──────── Records supplied

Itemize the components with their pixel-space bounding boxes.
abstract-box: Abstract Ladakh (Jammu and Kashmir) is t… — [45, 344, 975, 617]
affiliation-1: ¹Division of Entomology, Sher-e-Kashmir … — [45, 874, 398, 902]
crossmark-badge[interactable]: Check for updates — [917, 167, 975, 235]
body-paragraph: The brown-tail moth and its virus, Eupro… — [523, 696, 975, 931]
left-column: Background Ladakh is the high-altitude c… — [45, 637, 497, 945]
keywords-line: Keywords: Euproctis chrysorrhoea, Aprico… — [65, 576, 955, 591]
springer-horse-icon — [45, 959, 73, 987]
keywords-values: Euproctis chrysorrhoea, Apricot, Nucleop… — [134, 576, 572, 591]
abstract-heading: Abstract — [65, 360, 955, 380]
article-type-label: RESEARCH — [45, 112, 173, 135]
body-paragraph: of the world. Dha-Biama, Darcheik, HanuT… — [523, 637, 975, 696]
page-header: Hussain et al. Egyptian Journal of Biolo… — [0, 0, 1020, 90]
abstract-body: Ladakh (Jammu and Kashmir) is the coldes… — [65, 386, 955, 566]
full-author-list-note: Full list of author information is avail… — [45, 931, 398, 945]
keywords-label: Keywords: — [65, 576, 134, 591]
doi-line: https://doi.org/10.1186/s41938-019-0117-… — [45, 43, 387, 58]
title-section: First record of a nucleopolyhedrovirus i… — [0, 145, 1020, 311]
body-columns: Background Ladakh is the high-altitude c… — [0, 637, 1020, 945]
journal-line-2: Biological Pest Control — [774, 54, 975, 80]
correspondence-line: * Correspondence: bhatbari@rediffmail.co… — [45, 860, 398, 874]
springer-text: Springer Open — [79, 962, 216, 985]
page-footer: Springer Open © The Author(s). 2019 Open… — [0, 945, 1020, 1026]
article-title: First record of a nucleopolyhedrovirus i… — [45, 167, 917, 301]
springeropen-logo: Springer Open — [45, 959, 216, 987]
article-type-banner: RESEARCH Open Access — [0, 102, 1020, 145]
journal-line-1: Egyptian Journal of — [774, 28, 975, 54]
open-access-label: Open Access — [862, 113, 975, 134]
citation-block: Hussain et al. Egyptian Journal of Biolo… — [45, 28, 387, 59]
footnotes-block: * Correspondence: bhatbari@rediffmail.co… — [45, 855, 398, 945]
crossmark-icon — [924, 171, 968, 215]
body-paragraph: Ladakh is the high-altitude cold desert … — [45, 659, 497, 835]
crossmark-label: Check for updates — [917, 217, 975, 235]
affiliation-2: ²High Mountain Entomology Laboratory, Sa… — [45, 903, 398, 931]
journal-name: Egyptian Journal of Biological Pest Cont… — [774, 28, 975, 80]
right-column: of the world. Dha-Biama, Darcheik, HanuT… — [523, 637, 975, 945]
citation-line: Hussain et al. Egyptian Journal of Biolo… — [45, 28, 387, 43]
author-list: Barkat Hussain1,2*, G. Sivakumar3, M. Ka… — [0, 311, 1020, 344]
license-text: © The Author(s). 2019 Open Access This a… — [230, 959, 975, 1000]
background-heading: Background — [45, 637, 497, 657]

────────────────

▸ Requirement: Output all entries exactly as given above.

▸ Solution for this problem:
Itemize the components with their pixel-space bounding boxes.
abstract-box: Abstract Ladakh (Jammu and Kashmir) is t… — [45, 344, 975, 617]
affiliation-1: ¹Division of Entomology, Sher-e-Kashmir … — [45, 874, 398, 902]
crossmark-badge[interactable]: Check for updates — [917, 167, 975, 235]
body-paragraph: The brown-tail moth and its virus, Eupro… — [523, 696, 975, 931]
left-column: Background Ladakh is the high-altitude c… — [45, 637, 497, 945]
keywords-line: Keywords: Euproctis chrysorrhoea, Aprico… — [65, 576, 955, 591]
springer-horse-icon — [45, 959, 73, 987]
keywords-values: Euproctis chrysorrhoea, Apricot, Nucleop… — [134, 576, 572, 591]
abstract-heading: Abstract — [65, 360, 955, 380]
article-type-label: RESEARCH — [45, 112, 173, 135]
body-paragraph: of the world. Dha-Biama, Darcheik, HanuT… — [523, 637, 975, 696]
page-header: Hussain et al. Egyptian Journal of Biolo… — [0, 0, 1020, 90]
abstract-body: Ladakh (Jammu and Kashmir) is the coldes… — [65, 386, 955, 566]
full-author-list-note: Full list of author information is avail… — [45, 931, 398, 945]
keywords-label: Keywords: — [65, 576, 134, 591]
doi-line: https://doi.org/10.1186/s41938-019-0117-… — [45, 43, 387, 58]
title-section: First record of a nucleopolyhedrovirus i… — [0, 145, 1020, 311]
body-columns: Background Ladakh is the high-altitude c… — [0, 637, 1020, 945]
journal-line-2: Biological Pest Control — [774, 54, 975, 80]
correspondence-line: * Correspondence: bhatbari@rediffmail.co… — [45, 860, 398, 874]
springer-text: Springer Open — [79, 962, 216, 985]
page-footer: Springer Open © The Author(s). 2019 Open… — [0, 945, 1020, 1026]
article-title: First record of a nucleopolyhedrovirus i… — [45, 167, 917, 301]
springeropen-logo: Springer Open — [45, 959, 216, 987]
article-type-banner: RESEARCH Open Access — [0, 102, 1020, 145]
journal-line-1: Egyptian Journal of — [774, 28, 975, 54]
open-access-label: Open Access — [862, 113, 975, 134]
citation-block: Hussain et al. Egyptian Journal of Biolo… — [45, 28, 387, 59]
footnotes-block: * Correspondence: bhatbari@rediffmail.co… — [45, 855, 398, 945]
crossmark-icon — [924, 171, 968, 215]
body-paragraph: Ladakh is the high-altitude cold desert … — [45, 659, 497, 835]
crossmark-label: Check for updates — [917, 217, 975, 235]
affiliation-2: ²High Mountain Entomology Laboratory, Sa… — [45, 903, 398, 931]
journal-name: Egyptian Journal of Biological Pest Cont… — [774, 28, 975, 80]
right-column: of the world. Dha-Biama, Darcheik, HanuT… — [523, 637, 975, 945]
citation-line: Hussain et al. Egyptian Journal of Biolo… — [45, 28, 387, 43]
author-list: Barkat Hussain1,2*, G. Sivakumar3, M. Ka… — [0, 311, 1020, 344]
license-text: © The Author(s). 2019 Open Access This a… — [230, 959, 975, 1000]
background-heading: Background — [45, 637, 497, 657]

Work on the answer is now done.